# [DO THIS]
Tally the lines below that contain the word "强化思想引领", and give only that number.

Records contained in a dataset
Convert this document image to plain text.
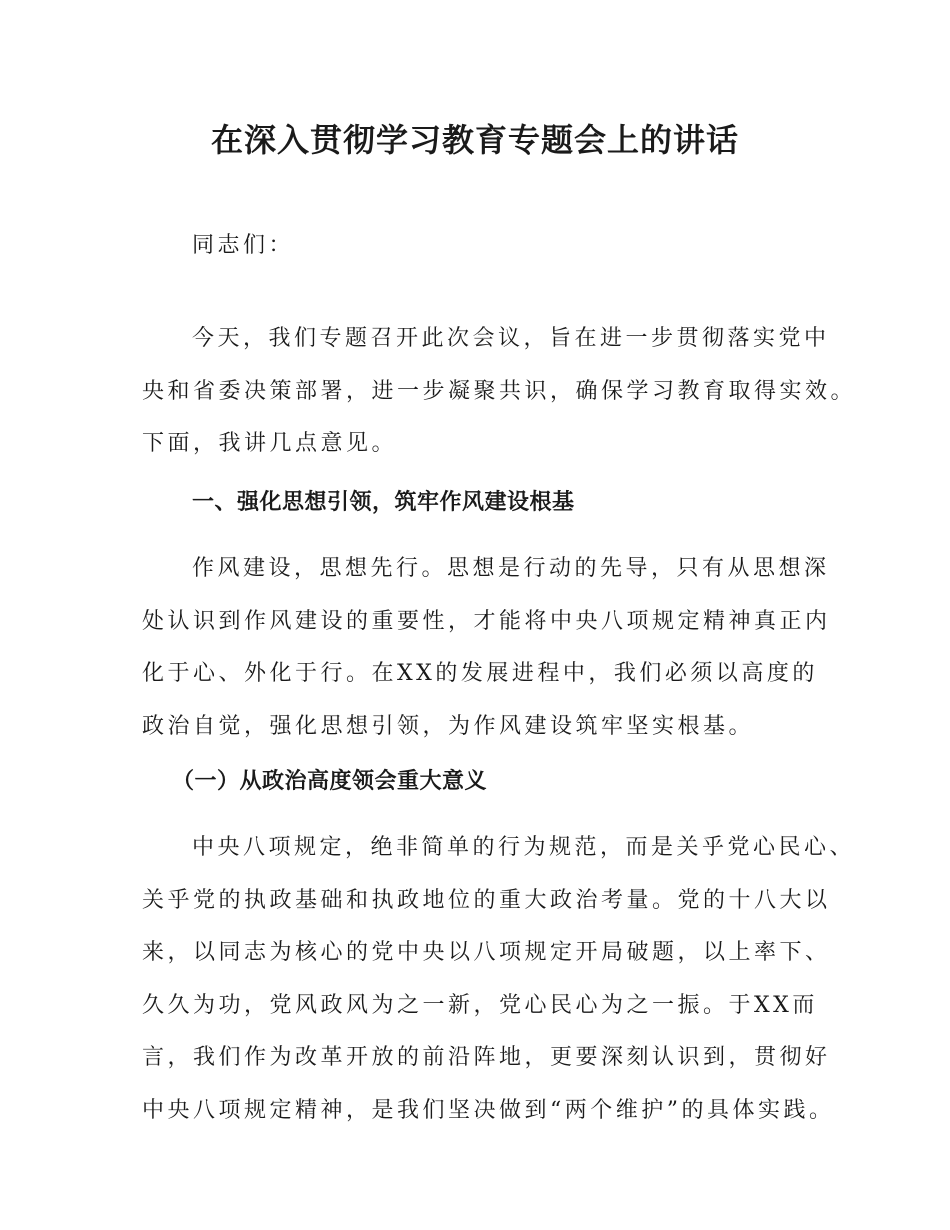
在深入贯彻学习教育专题会上的讲话

同志们：

今天，我们专题召开此次会议，旨在进一步贯彻落实党中
央和省委决策部署，进一步凝聚共识，确保学习教育取得实效。
下面，我讲几点意见。

一、强化思想引领，筑牢作风建设根基

作风建设，思想先行。思想是行动的先导，只有从思想深
处认识到作风建设的重要性，才能将中央八项规定精神真正内
化于心、外化于行。在XX的发展进程中，我们必须以高度的
政治自觉，强化思想引领，为作风建设筑牢坚实根基。

（一）从政治高度领会重大意义

中央八项规定，绝非简单的行为规范，而是关乎党心民心、
关乎党的执政基础和执政地位的重大政治考量。党的十八大以
来，以同志为核心的党中央以八项规定开局破题，以上率下、
久久为功，党风政风为之一新，党心民心为之一振。于XX而
言，我们作为改革开放的前沿阵地，更要深刻认识到，贯彻好
中央八项规定精神，是我们坚决做到“两个维护”的具体实践。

# [RESPONSE]
2